Set task: Below is a block of records: output all of them exactly and leave out the pictures.
═════ Provided records
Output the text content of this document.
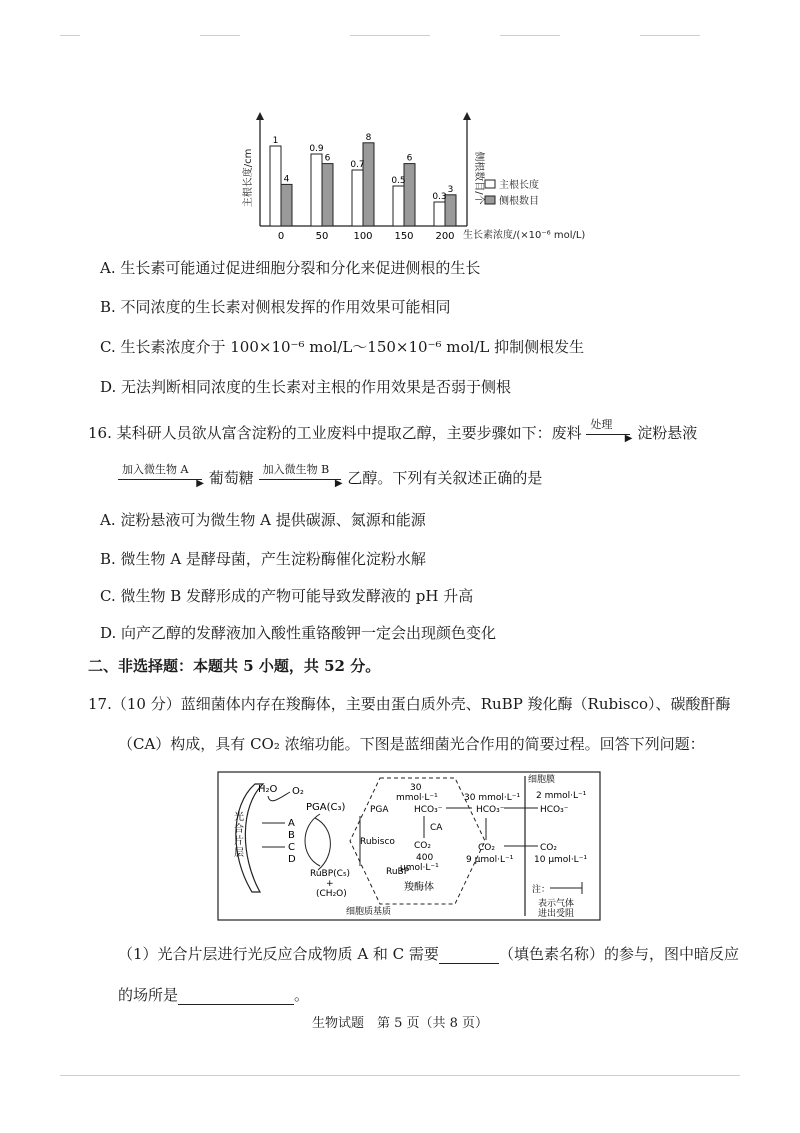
主根长度/cm	侧根数目/个
1
4
0
0.9
6
50
0.7
8
100
0.5
6
150
0.3
3
200
主根长度
侧根数目
生长素浓度/(×10⁻⁶ mol/L)
A. 生长素可能通过促进细胞分裂和分化来促进侧根的生长
B. 不同浓度的生长素对侧根发挥的作用效果可能相同
C. 生长素浓度介于 100×10⁻⁶ mol/L～150×10⁻⁶ mol/L 抑制侧根发生
D. 无法判断相同浓度的生长素对主根的作用效果是否弱于侧根
16. 某科研人员欲从富含淀粉的工业废料中提取乙醇，主要步骤如下：废料 处理
▶ 淀粉悬液
加入微生物 A
▶ 葡萄糖 加入微生物 B
▶ 乙醇。下列有关叙述正确的是
A. 淀粉悬液可为微生物 A 提供碳源、氮源和能源
B. 微生物 A 是酵母菌，产生淀粉酶催化淀粉水解
C. 微生物 B 发酵形成的产物可能导致发酵液的 pH 升高
D. 向产乙醇的发酵液加入酸性重铬酸钾一定会出现颜色变化
二、非选择题：本题共 5 小题，共 52 分。
17.（10 分）蓝细菌体内存在羧酶体，主要由蛋白质外壳、RuBP 羧化酶（Rubisco）、碳酸酐酶
（CA）构成，具有 CO₂ 浓缩功能。下图是蓝细菌光合作用的简要过程。回答下列问题：
光
合
片
层
H₂O O₂
A
B
C
D
PGA(C₃)
RuBP(C₅)
+
(CH₂O)
30
mmol·L⁻¹
PGA	HCO₃⁻
CA
Rubisco CO₂
400
μmol·L⁻¹
RuBP
羧酶体
30 mmol·L⁻¹
HCO₃⁻
CO₂
9 μmol·L⁻¹
细胞膜
2 mmol·L⁻¹
HCO₃⁻
CO₂
10 μmol·L⁻¹
细胞质基质
注：
表示气体
进出受阻
（1）光合片层进行光反应合成物质 A 和 C 需要	（填色素名称）的参与，图中暗反应
的场所是	。
生物试题　第 5 页（共 8 页）
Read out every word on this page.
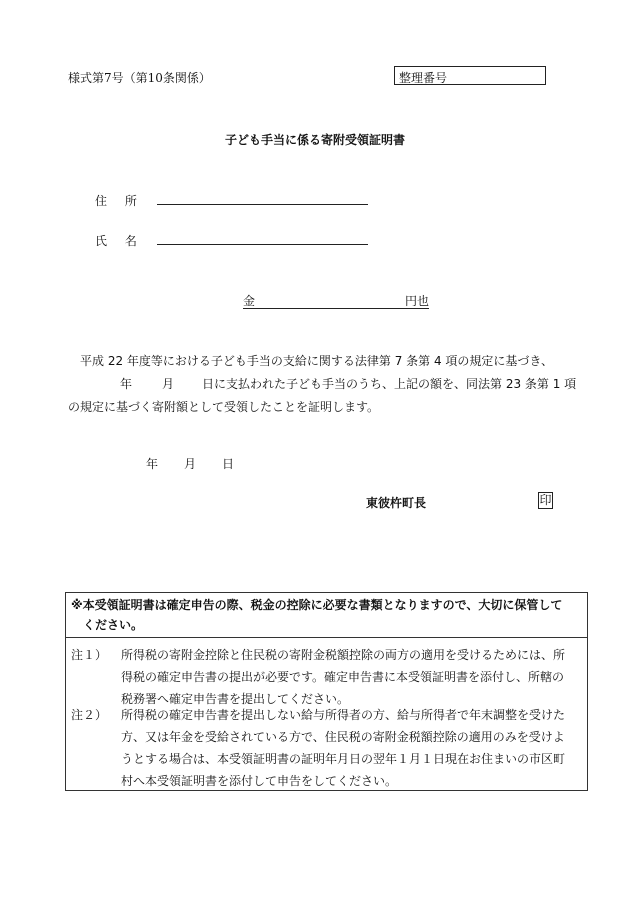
様式第7号（第10条関係）	整理番号
子ども手当に係る寄附受領証明書
住 所
氏 名
金	円也
平成 22 年度等における子ども手当の支給に関する法律第 7 条第 4 項の規定に基づき、
年 月 日に支払われた子ども手当のうち、上記の額を、同法第 23 条第 1 項
の規定に基づく寄附額として受領したことを証明します。
年 月 日
東彼杵町長	印
※本受領証明書は確定申告の際、税金の控除に必要な書類となりますので、大切に保管して
ください。
注１） 所得税の寄附金控除と住民税の寄附金税額控除の両方の適用を受けるためには、所
得税の確定申告書の提出が必要です。確定申告書に本受領証明書を添付し、所轄の
税務署へ確定申告書を提出してください。
注２） 所得税の確定申告書を提出しない給与所得者の方、給与所得者で年末調整を受けた
方、又は年金を受給されている方で、住民税の寄附金税額控除の適用のみを受けよ
うとする場合は、本受領証明書の証明年月日の翌年１月１日現在お住まいの市区町
村へ本受領証明書を添付して申告をしてください。
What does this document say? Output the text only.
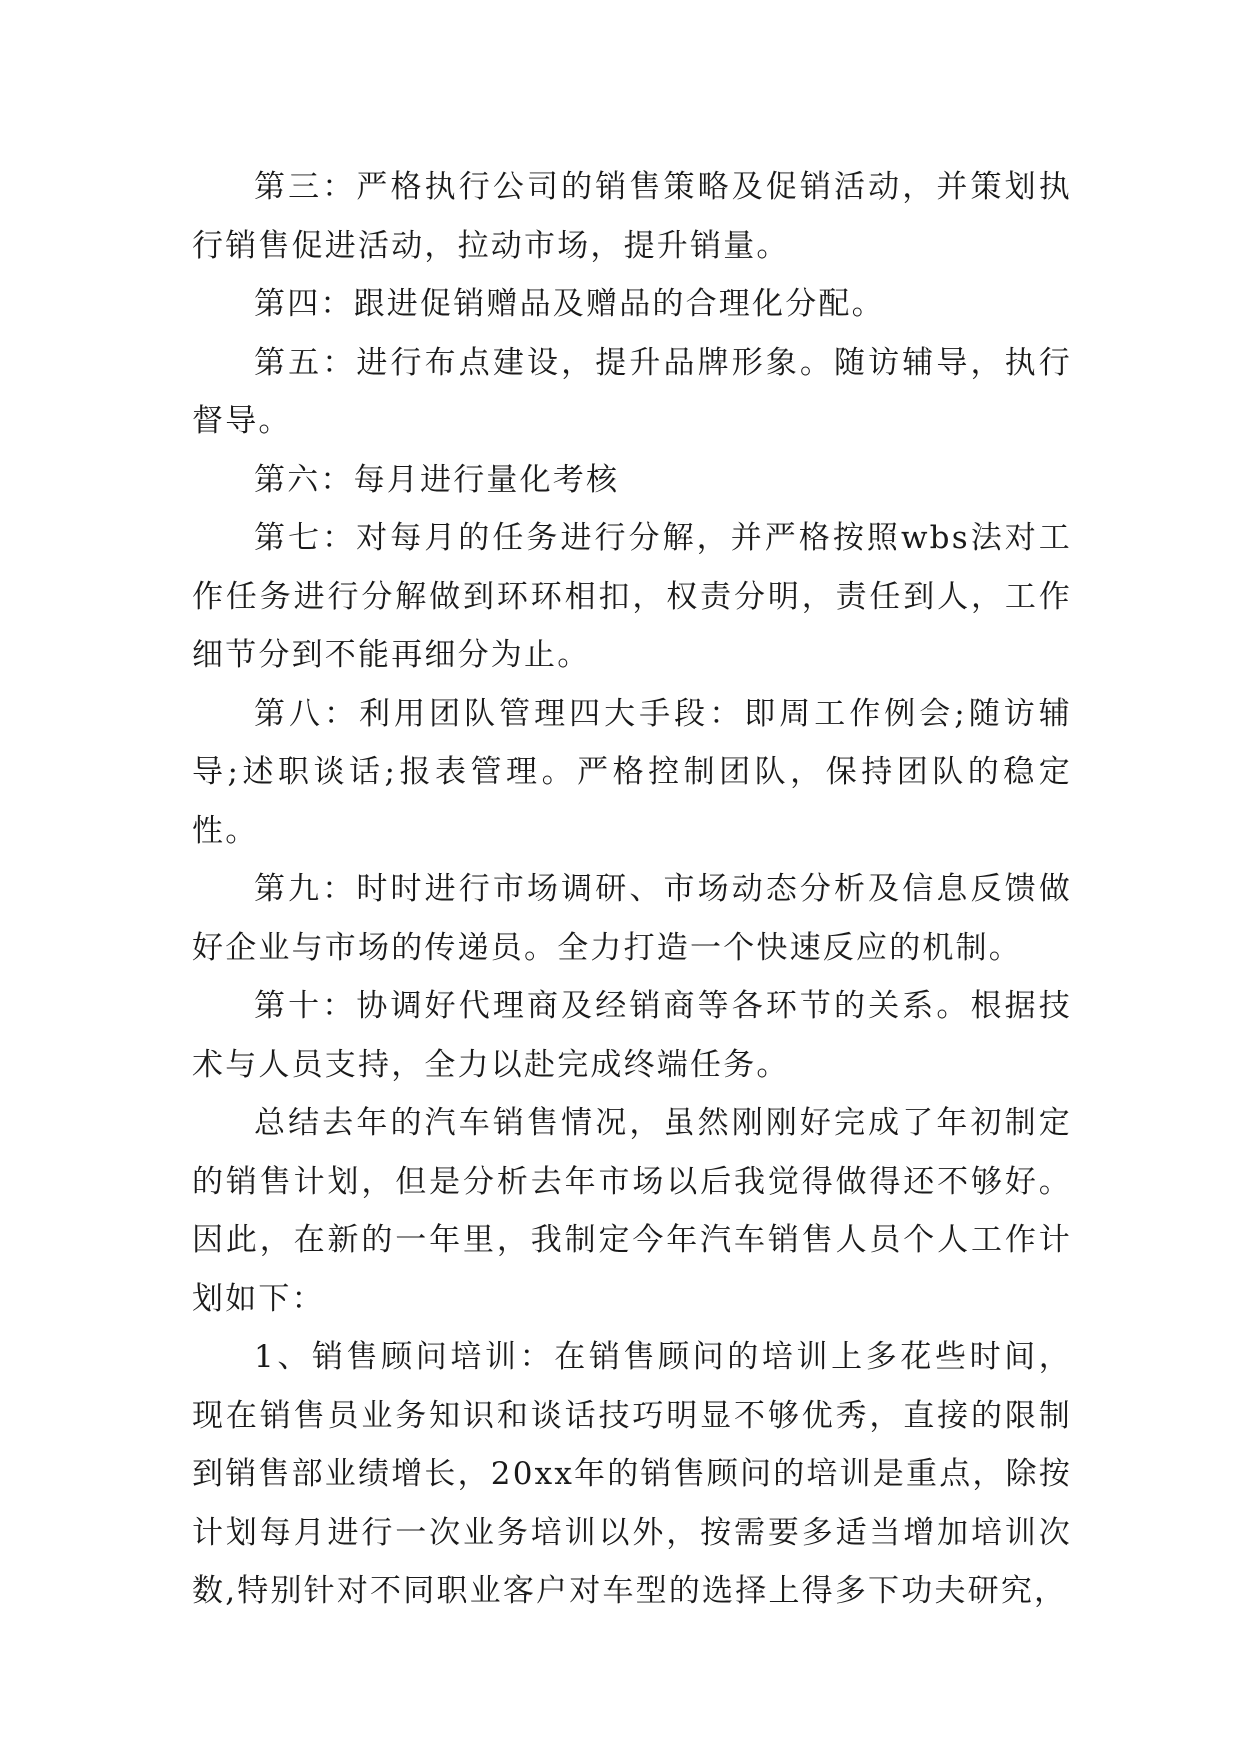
第三：严格执行公司的销售策略及促销活动，并策划执行销售促进活动，拉动市场，提升销量。

第四：跟进促销赠品及赠品的合理化分配。

第五：进行布点建设，提升品牌形象。随访辅导，执行督导。

第六：每月进行量化考核

第七：对每月的任务进行分解，并严格按照wbs法对工作任务进行分解做到环环相扣，权责分明，责任到人，工作细节分到不能再细分为止。

第八：利用团队管理四大手段：即周工作例会;随访辅导;述职谈话;报表管理。严格控制团队，保持团队的稳定性。

第九：时时进行市场调研、市场动态分析及信息反馈做好企业与市场的传递员。全力打造一个快速反应的机制。

第十：协调好代理商及经销商等各环节的关系。根据技术与人员支持，全力以赴完成终端任务。

总结去年的汽车销售情况，虽然刚刚好完成了年初制定的销售计划，但是分析去年市场以后我觉得做得还不够好。因此，在新的一年里，我制定今年汽车销售人员个人工作计划如下：

1、销售顾问培训：在销售顾问的培训上多花些时间，现在销售员业务知识和谈话技巧明显不够优秀，直接的限制到销售部业绩增长，20xx年的销售顾问的培训是重点，除按计划每月进行一次业务培训以外，按需要多适当增加培训次数,特别针对不同职业客户对车型的选择上得多下功夫研究，
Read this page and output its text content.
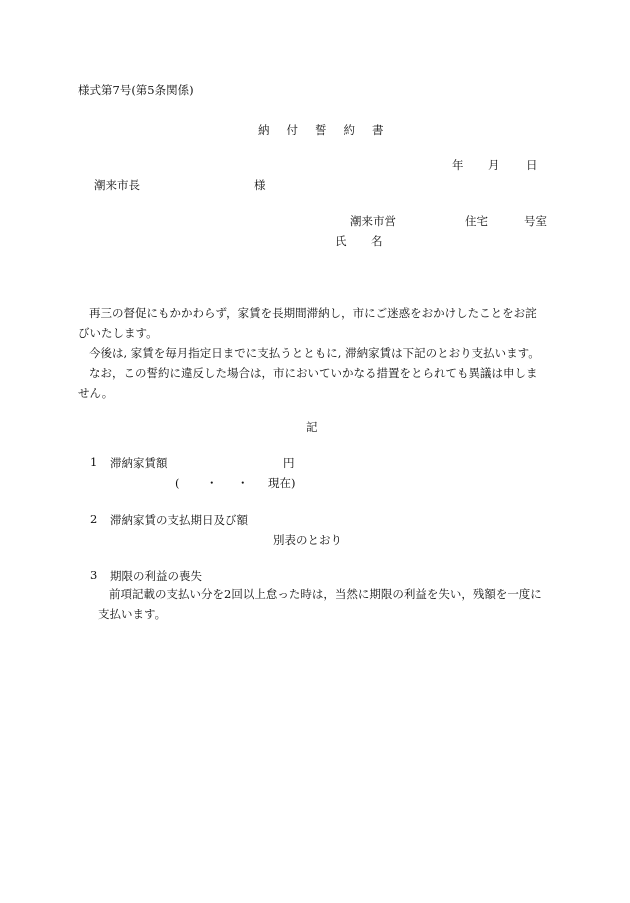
様式第7号(第5条関係)
納 付 誓 約 書
年 月 日
潮来市長	様
潮来市営	住宅	号室
氏 名

再三の督促にもかかわらず，家賃を長期間滞納し，市にご迷惑をおかけしたことをお詫びいたします。

今後は, 家賃を毎月指定日までに支払うとともに, 滞納家賃は下記のとおり支払います。

なお，この誓約に違反した場合は，市においていかなる措置をとられても異議は申しません。

記
1 滞納家賃額	円
( ・ ・ 現在)
2 滞納家賃の支払期日及び額
別表のとおり
3 期限の利益の喪失

前項記載の支払い分を2回以上怠った時は，当然に期限の利益を失い，残額を一度に支払います。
══════════
Exercise response:
Output the text content of this document.
主根长度/cm	侧根数目/个
1
4
0
0.9
6
50
0.7
8
100
0.5
6
150
0.3
3
200
主根长度
侧根数目
生长素浓度/(×10⁻⁶ mol/L)
A. 生长素可能通过促进细胞分裂和分化来促进侧根的生长
B. 不同浓度的生长素对侧根发挥的作用效果可能相同
C. 生长素浓度介于 100×10⁻⁶ mol/L～150×10⁻⁶ mol/L 抑制侧根发生
D. 无法判断相同浓度的生长素对主根的作用效果是否弱于侧根
16. 某科研人员欲从富含淀粉的工业废料中提取乙醇，主要步骤如下：废料 处理
▶ 淀粉悬液
加入微生物 A
▶ 葡萄糖 加入微生物 B
▶ 乙醇。下列有关叙述正确的是
A. 淀粉悬液可为微生物 A 提供碳源、氮源和能源
B. 微生物 A 是酵母菌，产生淀粉酶催化淀粉水解
C. 微生物 B 发酵形成的产物可能导致发酵液的 pH 升高
D. 向产乙醇的发酵液加入酸性重铬酸钾一定会出现颜色变化
二、非选择题：本题共 5 小题，共 52 分。
17.（10 分）蓝细菌体内存在羧酶体，主要由蛋白质外壳、RuBP 羧化酶（Rubisco）、碳酸酐酶
（CA）构成，具有 CO₂ 浓缩功能。下图是蓝细菌光合作用的简要过程。回答下列问题：
光
合
片
层
H₂O O₂
A
B
C
D
PGA(C₃)
RuBP(C₅)
+
(CH₂O)
30
mmol·L⁻¹
PGA	HCO₃⁻
CA
Rubisco CO₂
400
μmol·L⁻¹
RuBP
羧酶体
30 mmol·L⁻¹
HCO₃⁻
CO₂
9 μmol·L⁻¹
细胞膜
2 mmol·L⁻¹
HCO₃⁻
CO₂
10 μmol·L⁻¹
细胞质基质
注：
表示气体
进出受阻
（1）光合片层进行光反应合成物质 A 和 C 需要	（填色素名称）的参与，图中暗反应
的场所是	。
生物试题　第 5 页（共 8 页）
Read out every word on this page.
様式第7号（第10条関係）	整理番号
子ども手当に係る寄附受領証明書
住 所
氏 名
金	円也
平成 22 年度等における子ども手当の支給に関する法律第 7 条第 4 項の規定に基づき、
年 月 日に支払われた子ども手当のうち、上記の額を、同法第 23 条第 1 項
の規定に基づく寄附額として受領したことを証明します。
年 月 日
東彼杵町長	印
※本受領証明書は確定申告の際、税金の控除に必要な書類となりますので、大切に保管して
ください。
注１） 所得税の寄附金控除と住民税の寄附金税額控除の両方の適用を受けるためには、所
得税の確定申告書の提出が必要です。確定申告書に本受領証明書を添付し、所轄の
税務署へ確定申告書を提出してください。
注２） 所得税の確定申告書を提出しない給与所得者の方、給与所得者で年末調整を受けた
方、又は年金を受給されている方で、住民税の寄附金税額控除の適用のみを受けよ
うとする場合は、本受領証明書の証明年月日の翌年１月１日現在お住まいの市区町
村へ本受領証明書を添付して申告をしてください。
What does this document say? Output the text only.
第三：严格执行公司的销售策略及促销活动，并策划执行销售促进活动，拉动市场，提升销量。

第四：跟进促销赠品及赠品的合理化分配。

第五：进行布点建设，提升品牌形象。随访辅导，执行督导。

第六：每月进行量化考核

第七：对每月的任务进行分解，并严格按照wbs法对工作任务进行分解做到环环相扣，权责分明，责任到人，工作细节分到不能再细分为止。

第八：利用团队管理四大手段：即周工作例会;随访辅导;述职谈话;报表管理。严格控制团队，保持团队的稳定性。

第九：时时进行市场调研、市场动态分析及信息反馈做好企业与市场的传递员。全力打造一个快速反应的机制。

第十：协调好代理商及经销商等各环节的关系。根据技术与人员支持，全力以赴完成终端任务。

总结去年的汽车销售情况，虽然刚刚好完成了年初制定的销售计划，但是分析去年市场以后我觉得做得还不够好。因此，在新的一年里，我制定今年汽车销售人员个人工作计划如下：

1、销售顾问培训：在销售顾问的培训上多花些时间，现在销售员业务知识和谈话技巧明显不够优秀，直接的限制到销售部业绩增长，20xx年的销售顾问的培训是重点，除按计划每月进行一次业务培训以外，按需要多适当增加培训次数,特别针对不同职业客户对车型的选择上得多下功夫研究，
Read this page and output its text content.
様式第7号(第5条関係)
納 付 誓 約 書
年 月 日
潮来市長	様
潮来市営	住宅	号室
氏 名

再三の督促にもかかわらず，家賃を長期間滞納し，市にご迷惑をおかけしたことをお詫びいたします。

今後は, 家賃を毎月指定日までに支払うとともに, 滞納家賃は下記のとおり支払います。

なお，この誓約に違反した場合は，市においていかなる措置をとられても異議は申しません。

記
1 滞納家賃額	円
( ・ ・ 現在)
2 滞納家賃の支払期日及び額
別表のとおり
3 期限の利益の喪失

前項記載の支払い分を2回以上怠った時は，当然に期限の利益を失い，残額を一度に支払います。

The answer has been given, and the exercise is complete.